* **Work to do**
Report only the number of lines in the records that contain the word "Unit".

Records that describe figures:
(begin)

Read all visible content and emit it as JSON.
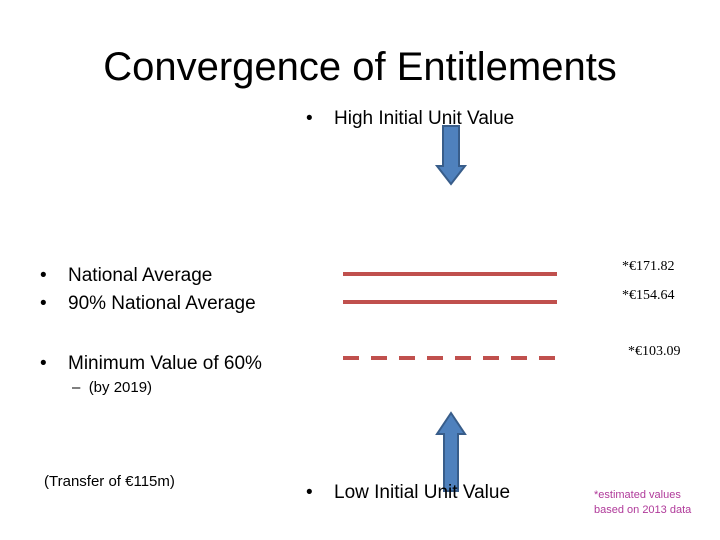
{
  "title": "Convergence of Entitlements",
  "top_bullet": "High Initial Unit Value",
  "bottom_bullet": "Low Initial Unit Value",
  "left_bullets": [
    "National Average",
    "90% National Average",
    "Minimum Value of 60%"
  ],
  "sub_bullet": "(by 2019)",
  "transfer_note": "(Transfer of €115m)",
  "lines": [
    {
      "label": "*€171.82",
      "style": "solid"
    },
    {
      "label": "*€154.64",
      "style": "solid"
    },
    {
      "label": "*€103.09",
      "style": "dashed"
    }
  ],
  "footnote": "*estimated values based on 2013 data",
  "colors": {
    "arrow_fill": "#4f81bd",
    "arrow_stroke": "#385d8a",
    "line": "#c0504d",
    "footnote": "#b03a9a"
  },
  "icons": {
    "down_arrow": "arrow-down",
    "up_arrow": "arrow-up"
  }
}
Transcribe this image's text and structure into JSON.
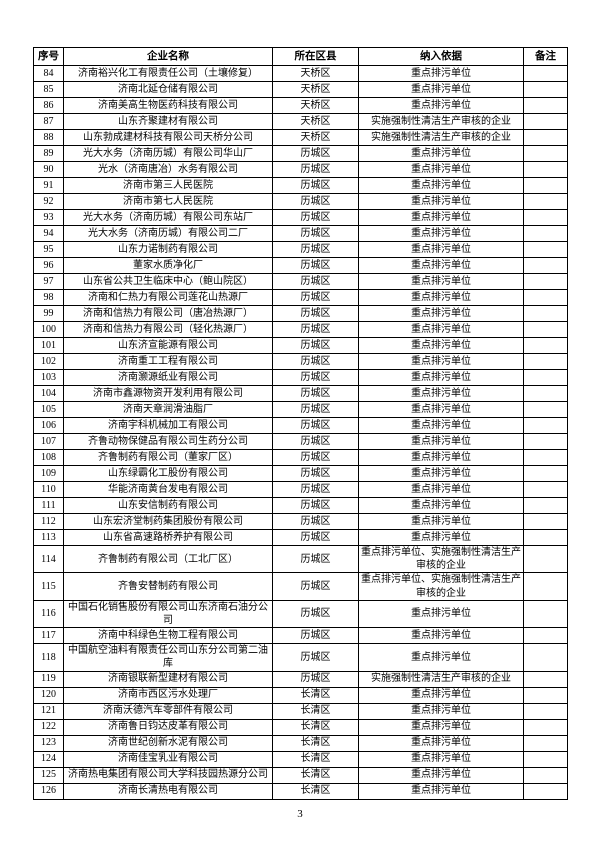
{
  "page": {
    "number": "3"
  },
  "table": {
    "headers": [
      "序号",
      "企业名称",
      "所在区县",
      "纳入依据",
      "备注"
    ],
    "rows": [
      {
        "no": "84",
        "name": "济南裕兴化工有限责任公司（土壤修复）",
        "district": "天桥区",
        "basis": "重点排污单位",
        "remark": ""
      },
      {
        "no": "85",
        "name": "济南北延仓储有限公司",
        "district": "天桥区",
        "basis": "重点排污单位",
        "remark": ""
      },
      {
        "no": "86",
        "name": "济南美高生物医药科技有限公司",
        "district": "天桥区",
        "basis": "重点排污单位",
        "remark": ""
      },
      {
        "no": "87",
        "name": "山东齐聚建材有限公司",
        "district": "天桥区",
        "basis": "实施强制性清洁生产审核的企业",
        "remark": ""
      },
      {
        "no": "88",
        "name": "山东勃成建材科技有限公司天桥分公司",
        "district": "天桥区",
        "basis": "实施强制性清洁生产审核的企业",
        "remark": ""
      },
      {
        "no": "89",
        "name": "光大水务（济南历城）有限公司华山厂",
        "district": "历城区",
        "basis": "重点排污单位",
        "remark": ""
      },
      {
        "no": "90",
        "name": "光水（济南唐冶）水务有限公司",
        "district": "历城区",
        "basis": "重点排污单位",
        "remark": ""
      },
      {
        "no": "91",
        "name": "济南市第三人民医院",
        "district": "历城区",
        "basis": "重点排污单位",
        "remark": ""
      },
      {
        "no": "92",
        "name": "济南市第七人民医院",
        "district": "历城区",
        "basis": "重点排污单位",
        "remark": ""
      },
      {
        "no": "93",
        "name": "光大水务（济南历城）有限公司东站厂",
        "district": "历城区",
        "basis": "重点排污单位",
        "remark": ""
      },
      {
        "no": "94",
        "name": "光大水务（济南历城）有限公司二厂",
        "district": "历城区",
        "basis": "重点排污单位",
        "remark": ""
      },
      {
        "no": "95",
        "name": "山东力诺制药有限公司",
        "district": "历城区",
        "basis": "重点排污单位",
        "remark": ""
      },
      {
        "no": "96",
        "name": "董家水质净化厂",
        "district": "历城区",
        "basis": "重点排污单位",
        "remark": ""
      },
      {
        "no": "97",
        "name": "山东省公共卫生临床中心（鲍山院区）",
        "district": "历城区",
        "basis": "重点排污单位",
        "remark": ""
      },
      {
        "no": "98",
        "name": "济南和仁热力有限公司莲花山热源厂",
        "district": "历城区",
        "basis": "重点排污单位",
        "remark": ""
      },
      {
        "no": "99",
        "name": "济南和信热力有限公司（唐冶热源厂）",
        "district": "历城区",
        "basis": "重点排污单位",
        "remark": ""
      },
      {
        "no": "100",
        "name": "济南和信热力有限公司（轻化热源厂）",
        "district": "历城区",
        "basis": "重点排污单位",
        "remark": ""
      },
      {
        "no": "101",
        "name": "山东济宣能源有限公司",
        "district": "历城区",
        "basis": "重点排污单位",
        "remark": ""
      },
      {
        "no": "102",
        "name": "济南重工工程有限公司",
        "district": "历城区",
        "basis": "重点排污单位",
        "remark": ""
      },
      {
        "no": "103",
        "name": "济南灏源纸业有限公司",
        "district": "历城区",
        "basis": "重点排污单位",
        "remark": ""
      },
      {
        "no": "104",
        "name": "济南市鑫源物资开发利用有限公司",
        "district": "历城区",
        "basis": "重点排污单位",
        "remark": ""
      },
      {
        "no": "105",
        "name": "济南天章润滑油脂厂",
        "district": "历城区",
        "basis": "重点排污单位",
        "remark": ""
      },
      {
        "no": "106",
        "name": "济南宇科机械加工有限公司",
        "district": "历城区",
        "basis": "重点排污单位",
        "remark": ""
      },
      {
        "no": "107",
        "name": "齐鲁动物保健品有限公司生药分公司",
        "district": "历城区",
        "basis": "重点排污单位",
        "remark": ""
      },
      {
        "no": "108",
        "name": "齐鲁制药有限公司（董家厂区）",
        "district": "历城区",
        "basis": "重点排污单位",
        "remark": ""
      },
      {
        "no": "109",
        "name": "山东绿霸化工股份有限公司",
        "district": "历城区",
        "basis": "重点排污单位",
        "remark": ""
      },
      {
        "no": "110",
        "name": "华能济南黄台发电有限公司",
        "district": "历城区",
        "basis": "重点排污单位",
        "remark": ""
      },
      {
        "no": "111",
        "name": "山东安信制药有限公司",
        "district": "历城区",
        "basis": "重点排污单位",
        "remark": ""
      },
      {
        "no": "112",
        "name": "山东宏济堂制药集团股份有限公司",
        "district": "历城区",
        "basis": "重点排污单位",
        "remark": ""
      },
      {
        "no": "113",
        "name": "山东省高速路桥养护有限公司",
        "district": "历城区",
        "basis": "重点排污单位",
        "remark": ""
      },
      {
        "no": "114",
        "name": "齐鲁制药有限公司（工北厂区）",
        "district": "历城区",
        "basis": "重点排污单位、实施强制性清洁生产审核的企业",
        "remark": ""
      },
      {
        "no": "115",
        "name": "齐鲁安替制药有限公司",
        "district": "历城区",
        "basis": "重点排污单位、实施强制性清洁生产审核的企业",
        "remark": ""
      },
      {
        "no": "116",
        "name": "中国石化销售股份有限公司山东济南石油分公司",
        "district": "历城区",
        "basis": "重点排污单位",
        "remark": ""
      },
      {
        "no": "117",
        "name": "济南中科绿色生物工程有限公司",
        "district": "历城区",
        "basis": "重点排污单位",
        "remark": ""
      },
      {
        "no": "118",
        "name": "中国航空油料有限责任公司山东分公司第二油库",
        "district": "历城区",
        "basis": "重点排污单位",
        "remark": ""
      },
      {
        "no": "119",
        "name": "济南银联新型建材有限公司",
        "district": "历城区",
        "basis": "实施强制性清洁生产审核的企业",
        "remark": ""
      },
      {
        "no": "120",
        "name": "济南市西区污水处理厂",
        "district": "长清区",
        "basis": "重点排污单位",
        "remark": ""
      },
      {
        "no": "121",
        "name": "济南沃德汽车零部件有限公司",
        "district": "长清区",
        "basis": "重点排污单位",
        "remark": ""
      },
      {
        "no": "122",
        "name": "济南鲁日钧达皮革有限公司",
        "district": "长清区",
        "basis": "重点排污单位",
        "remark": ""
      },
      {
        "no": "123",
        "name": "济南世纪创新水泥有限公司",
        "district": "长清区",
        "basis": "重点排污单位",
        "remark": ""
      },
      {
        "no": "124",
        "name": "济南佳宝乳业有限公司",
        "district": "长清区",
        "basis": "重点排污单位",
        "remark": ""
      },
      {
        "no": "125",
        "name": "济南热电集团有限公司大学科技园热源分公司",
        "district": "长清区",
        "basis": "重点排污单位",
        "remark": ""
      },
      {
        "no": "126",
        "name": "济南长清热电有限公司",
        "district": "长清区",
        "basis": "重点排污单位",
        "remark": ""
      }
    ]
  }
}
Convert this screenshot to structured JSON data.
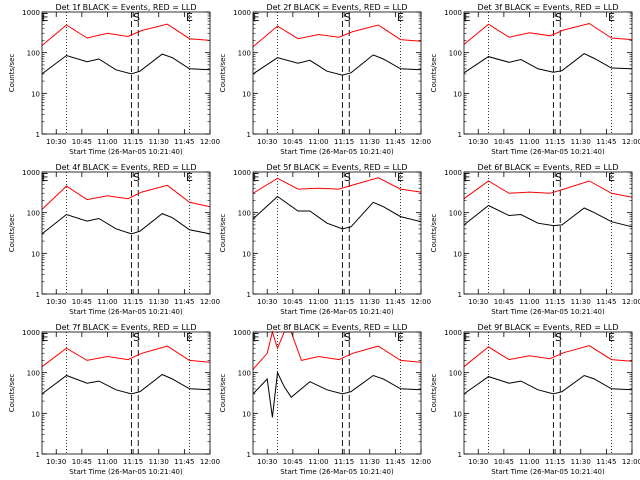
{
  "figure": {
    "ylabel": "Counts/sec",
    "xlabel": "Start Time (26-Mar-05 10:21:40)",
    "y_tick_labels": [
      "1",
      "10",
      "100",
      "1000"
    ]
  },
  "chart_data": [
    {
      "type": "line",
      "panel": "Det 1f",
      "title": "Det 1f BLACK = Events, RED = LLD",
      "xlabel": "Start Time (26-Mar-05 10:21:40)",
      "ylabel": "Counts/sec",
      "yscale": "log",
      "ylim": [
        1,
        1000
      ],
      "xlim": [
        "10:21:40",
        "12:00:00"
      ],
      "x_ticks": [
        "10:30",
        "10:45",
        "11:00",
        "11:15",
        "11:30",
        "11:45",
        "12:00"
      ],
      "markers": [
        {
          "label": "E",
          "time": "10:21:40"
        },
        {
          "label": "S",
          "time": "11:17"
        },
        {
          "label": "E",
          "time": "11:48"
        }
      ],
      "dashed_lines": [
        "11:14",
        "11:18"
      ],
      "dotted_lines": [
        "10:36",
        "11:48"
      ],
      "series": [
        {
          "name": "Events",
          "color": "#000000",
          "x": [
            "10:21:40",
            "10:36",
            "10:48",
            "10:55",
            "11:05",
            "11:14",
            "11:19",
            "11:32",
            "11:38",
            "11:48",
            "12:00"
          ],
          "y": [
            30,
            85,
            60,
            70,
            38,
            30,
            35,
            92,
            75,
            40,
            38
          ]
        },
        {
          "name": "LLD",
          "color": "#ff0000",
          "x": [
            "10:21:40",
            "10:36",
            "10:48",
            "11:00",
            "11:12",
            "11:20",
            "11:35",
            "11:48",
            "12:00"
          ],
          "y": [
            150,
            480,
            230,
            300,
            250,
            350,
            500,
            220,
            200
          ]
        }
      ]
    },
    {
      "type": "line",
      "panel": "Det 2f",
      "title": "Det 2f BLACK = Events, RED = LLD",
      "xlabel": "Start Time (26-Mar-05 10:21:40)",
      "ylabel": "Counts/sec",
      "yscale": "log",
      "ylim": [
        1,
        1000
      ],
      "xlim": [
        "10:21:40",
        "12:00:00"
      ],
      "x_ticks": [
        "10:30",
        "10:45",
        "11:00",
        "11:15",
        "11:30",
        "11:45",
        "12:00"
      ],
      "markers": [
        {
          "label": "E",
          "time": "10:21:40"
        },
        {
          "label": "S",
          "time": "11:17"
        },
        {
          "label": "E",
          "time": "11:48"
        }
      ],
      "dashed_lines": [
        "11:14",
        "11:18"
      ],
      "dotted_lines": [
        "10:36",
        "11:48"
      ],
      "series": [
        {
          "name": "Events",
          "color": "#000000",
          "x": [
            "10:21:40",
            "10:36",
            "10:48",
            "10:55",
            "11:05",
            "11:14",
            "11:19",
            "11:32",
            "11:38",
            "11:48",
            "12:00"
          ],
          "y": [
            30,
            75,
            55,
            65,
            35,
            28,
            32,
            88,
            70,
            40,
            38
          ]
        },
        {
          "name": "LLD",
          "color": "#ff0000",
          "x": [
            "10:21:40",
            "10:36",
            "10:48",
            "11:00",
            "11:12",
            "11:20",
            "11:35",
            "11:48",
            "12:00"
          ],
          "y": [
            140,
            450,
            220,
            280,
            240,
            330,
            480,
            210,
            190
          ]
        }
      ]
    },
    {
      "type": "line",
      "panel": "Det 3f",
      "title": "Det 3f BLACK = Events, RED = LLD",
      "xlabel": "Start Time (26-Mar-05 10:21:40)",
      "ylabel": "Counts/sec",
      "yscale": "log",
      "ylim": [
        1,
        1000
      ],
      "xlim": [
        "10:21:40",
        "12:00:00"
      ],
      "x_ticks": [
        "10:30",
        "10:45",
        "11:00",
        "11:15",
        "11:30",
        "11:45",
        "12:00"
      ],
      "markers": [
        {
          "label": "E",
          "time": "10:21:40"
        },
        {
          "label": "S",
          "time": "11:17"
        },
        {
          "label": "E",
          "time": "11:48"
        }
      ],
      "dashed_lines": [
        "11:14",
        "11:18"
      ],
      "dotted_lines": [
        "10:36",
        "11:48"
      ],
      "series": [
        {
          "name": "Events",
          "color": "#000000",
          "x": [
            "10:21:40",
            "10:36",
            "10:48",
            "10:55",
            "11:05",
            "11:14",
            "11:19",
            "11:32",
            "11:38",
            "11:48",
            "12:00"
          ],
          "y": [
            32,
            80,
            58,
            68,
            40,
            33,
            36,
            95,
            72,
            42,
            40
          ]
        },
        {
          "name": "LLD",
          "color": "#ff0000",
          "x": [
            "10:21:40",
            "10:36",
            "10:48",
            "11:00",
            "11:12",
            "11:20",
            "11:35",
            "11:48",
            "12:00"
          ],
          "y": [
            160,
            500,
            240,
            310,
            260,
            360,
            520,
            230,
            210
          ]
        }
      ]
    },
    {
      "type": "line",
      "panel": "Det 4f",
      "title": "Det 4f BLACK = Events, RED = LLD",
      "xlabel": "Start Time (26-Mar-05 10:21:40)",
      "ylabel": "Counts/sec",
      "yscale": "log",
      "ylim": [
        1,
        1000
      ],
      "xlim": [
        "10:21:40",
        "12:00:00"
      ],
      "x_ticks": [
        "10:30",
        "10:45",
        "11:00",
        "11:15",
        "11:30",
        "11:45",
        "12:00"
      ],
      "markers": [
        {
          "label": "E",
          "time": "10:21:40"
        },
        {
          "label": "S",
          "time": "11:17"
        },
        {
          "label": "E",
          "time": "11:48"
        }
      ],
      "dashed_lines": [
        "11:14",
        "11:18"
      ],
      "dotted_lines": [
        "10:36",
        "11:48"
      ],
      "series": [
        {
          "name": "Events",
          "color": "#000000",
          "x": [
            "10:21:40",
            "10:36",
            "10:48",
            "10:55",
            "11:05",
            "11:14",
            "11:19",
            "11:32",
            "11:38",
            "11:48",
            "12:00"
          ],
          "y": [
            30,
            90,
            62,
            72,
            40,
            30,
            35,
            95,
            75,
            38,
            30
          ]
        },
        {
          "name": "LLD",
          "color": "#ff0000",
          "x": [
            "10:21:40",
            "10:36",
            "10:48",
            "11:00",
            "11:12",
            "11:20",
            "11:35",
            "11:48",
            "12:00"
          ],
          "y": [
            120,
            450,
            210,
            260,
            220,
            320,
            470,
            180,
            140
          ]
        }
      ]
    },
    {
      "type": "line",
      "panel": "Det 5f",
      "title": "Det 5f BLACK = Events, RED = LLD",
      "xlabel": "Start Time (26-Mar-05 10:21:40)",
      "ylabel": "Counts/sec",
      "yscale": "log",
      "ylim": [
        1,
        1000
      ],
      "xlim": [
        "10:21:40",
        "12:00:00"
      ],
      "x_ticks": [
        "10:30",
        "10:45",
        "11:00",
        "11:15",
        "11:30",
        "11:45",
        "12:00"
      ],
      "markers": [
        {
          "label": "E",
          "time": "10:21:40"
        },
        {
          "label": "S",
          "time": "11:17"
        },
        {
          "label": "E",
          "time": "11:48"
        }
      ],
      "dashed_lines": [
        "11:14",
        "11:18"
      ],
      "dotted_lines": [
        "10:36",
        "11:48"
      ],
      "series": [
        {
          "name": "Events",
          "color": "#000000",
          "x": [
            "10:21:40",
            "10:36",
            "10:48",
            "10:55",
            "11:05",
            "11:14",
            "11:19",
            "11:32",
            "11:38",
            "11:48",
            "12:00"
          ],
          "y": [
            70,
            250,
            110,
            110,
            55,
            40,
            45,
            180,
            140,
            80,
            60
          ]
        },
        {
          "name": "LLD",
          "color": "#ff0000",
          "x": [
            "10:21:40",
            "10:36",
            "10:48",
            "11:00",
            "11:12",
            "11:20",
            "11:35",
            "11:48",
            "12:00"
          ],
          "y": [
            300,
            700,
            380,
            400,
            380,
            480,
            720,
            380,
            320
          ]
        }
      ]
    },
    {
      "type": "line",
      "panel": "Det 6f",
      "title": "Det 6f BLACK = Events, RED = LLD",
      "xlabel": "Start Time (26-Mar-05 10:21:40)",
      "ylabel": "Counts/sec",
      "yscale": "log",
      "ylim": [
        1,
        1000
      ],
      "xlim": [
        "10:21:40",
        "12:00:00"
      ],
      "x_ticks": [
        "10:30",
        "10:45",
        "11:00",
        "11:15",
        "11:30",
        "11:45",
        "12:00"
      ],
      "markers": [
        {
          "label": "E",
          "time": "10:21:40"
        },
        {
          "label": "S",
          "time": "11:17"
        },
        {
          "label": "E",
          "time": "11:48"
        }
      ],
      "dashed_lines": [
        "11:14",
        "11:18"
      ],
      "dotted_lines": [
        "10:36",
        "11:48"
      ],
      "series": [
        {
          "name": "Events",
          "color": "#000000",
          "x": [
            "10:21:40",
            "10:36",
            "10:48",
            "10:55",
            "11:05",
            "11:14",
            "11:19",
            "11:32",
            "11:38",
            "11:48",
            "12:00"
          ],
          "y": [
            50,
            150,
            85,
            90,
            55,
            48,
            50,
            130,
            100,
            60,
            45
          ]
        },
        {
          "name": "LLD",
          "color": "#ff0000",
          "x": [
            "10:21:40",
            "10:36",
            "10:48",
            "11:00",
            "11:12",
            "11:20",
            "11:35",
            "11:48",
            "12:00"
          ],
          "y": [
            220,
            600,
            300,
            320,
            300,
            380,
            600,
            300,
            240
          ]
        }
      ]
    },
    {
      "type": "line",
      "panel": "Det 7f",
      "title": "Det 7f BLACK = Events, RED = LLD",
      "xlabel": "Start Time (26-Mar-05 10:21:40)",
      "ylabel": "Counts/sec",
      "yscale": "log",
      "ylim": [
        1,
        1000
      ],
      "xlim": [
        "10:21:40",
        "12:00:00"
      ],
      "x_ticks": [
        "10:30",
        "10:45",
        "11:00",
        "11:15",
        "11:30",
        "11:45",
        "12:00"
      ],
      "markers": [
        {
          "label": "E",
          "time": "10:21:40"
        },
        {
          "label": "S",
          "time": "11:17"
        },
        {
          "label": "E",
          "time": "11:48"
        }
      ],
      "dashed_lines": [
        "11:14",
        "11:18"
      ],
      "dotted_lines": [
        "10:36",
        "11:48"
      ],
      "series": [
        {
          "name": "Events",
          "color": "#000000",
          "x": [
            "10:21:40",
            "10:36",
            "10:48",
            "10:55",
            "11:05",
            "11:14",
            "11:19",
            "11:32",
            "11:38",
            "11:48",
            "12:00"
          ],
          "y": [
            30,
            85,
            55,
            62,
            38,
            30,
            34,
            90,
            70,
            40,
            38
          ]
        },
        {
          "name": "LLD",
          "color": "#ff0000",
          "x": [
            "10:21:40",
            "10:36",
            "10:48",
            "11:00",
            "11:12",
            "11:20",
            "11:35",
            "11:48",
            "12:00"
          ],
          "y": [
            140,
            400,
            200,
            250,
            210,
            300,
            450,
            200,
            180
          ]
        }
      ]
    },
    {
      "type": "line",
      "panel": "Det 8f",
      "title": "Det 8f BLACK = Events, RED = LLD",
      "xlabel": "Start Time (26-Mar-05 10:21:40)",
      "ylabel": "Counts/sec",
      "yscale": "log",
      "ylim": [
        1,
        1000
      ],
      "xlim": [
        "10:21:40",
        "12:00:00"
      ],
      "x_ticks": [
        "10:30",
        "10:45",
        "11:00",
        "11:15",
        "11:30",
        "11:45",
        "12:00"
      ],
      "markers": [
        {
          "label": "E",
          "time": "10:21:40"
        },
        {
          "label": "S",
          "time": "11:17"
        },
        {
          "label": "E",
          "time": "11:48"
        }
      ],
      "dashed_lines": [
        "11:14",
        "11:18"
      ],
      "dotted_lines": [
        "10:36",
        "11:48"
      ],
      "series": [
        {
          "name": "Events",
          "color": "#000000",
          "x": [
            "10:21:40",
            "10:30",
            "10:33",
            "10:36",
            "10:40",
            "10:44",
            "10:55",
            "11:05",
            "11:14",
            "11:19",
            "11:32",
            "11:38",
            "11:48",
            "12:00"
          ],
          "y": [
            30,
            70,
            8,
            100,
            45,
            25,
            60,
            38,
            30,
            34,
            85,
            70,
            40,
            38
          ]
        },
        {
          "name": "LLD",
          "color": "#ff0000",
          "x": [
            "10:21:40",
            "10:30",
            "10:33",
            "10:36",
            "10:40",
            "10:44",
            "10:50",
            "11:00",
            "11:12",
            "11:20",
            "11:35",
            "11:48",
            "12:00"
          ],
          "y": [
            120,
            300,
            1000,
            400,
            1000,
            1000,
            200,
            250,
            210,
            300,
            450,
            200,
            180
          ]
        }
      ]
    },
    {
      "type": "line",
      "panel": "Det 9f",
      "title": "Det 9f BLACK = Events, RED = LLD",
      "xlabel": "Start Time (26-Mar-05 10:21:40)",
      "ylabel": "Counts/sec",
      "yscale": "log",
      "ylim": [
        1,
        1000
      ],
      "xlim": [
        "10:21:40",
        "12:00:00"
      ],
      "x_ticks": [
        "10:30",
        "10:45",
        "11:00",
        "11:15",
        "11:30",
        "11:45",
        "12:00"
      ],
      "markers": [
        {
          "label": "E",
          "time": "10:21:40"
        },
        {
          "label": "S",
          "time": "11:17"
        },
        {
          "label": "E",
          "time": "11:48"
        }
      ],
      "dashed_lines": [
        "11:14",
        "11:18"
      ],
      "dotted_lines": [
        "10:36",
        "11:48"
      ],
      "series": [
        {
          "name": "Events",
          "color": "#000000",
          "x": [
            "10:21:40",
            "10:36",
            "10:48",
            "10:55",
            "11:05",
            "11:14",
            "11:19",
            "11:32",
            "11:38",
            "11:48",
            "12:00"
          ],
          "y": [
            30,
            80,
            55,
            62,
            38,
            30,
            34,
            85,
            70,
            40,
            38
          ]
        },
        {
          "name": "LLD",
          "color": "#ff0000",
          "x": [
            "10:21:40",
            "10:36",
            "10:48",
            "11:00",
            "11:12",
            "11:20",
            "11:35",
            "11:48",
            "12:00"
          ],
          "y": [
            140,
            430,
            210,
            260,
            220,
            310,
            460,
            210,
            190
          ]
        }
      ]
    }
  ]
}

(end)

* **Written answer**
2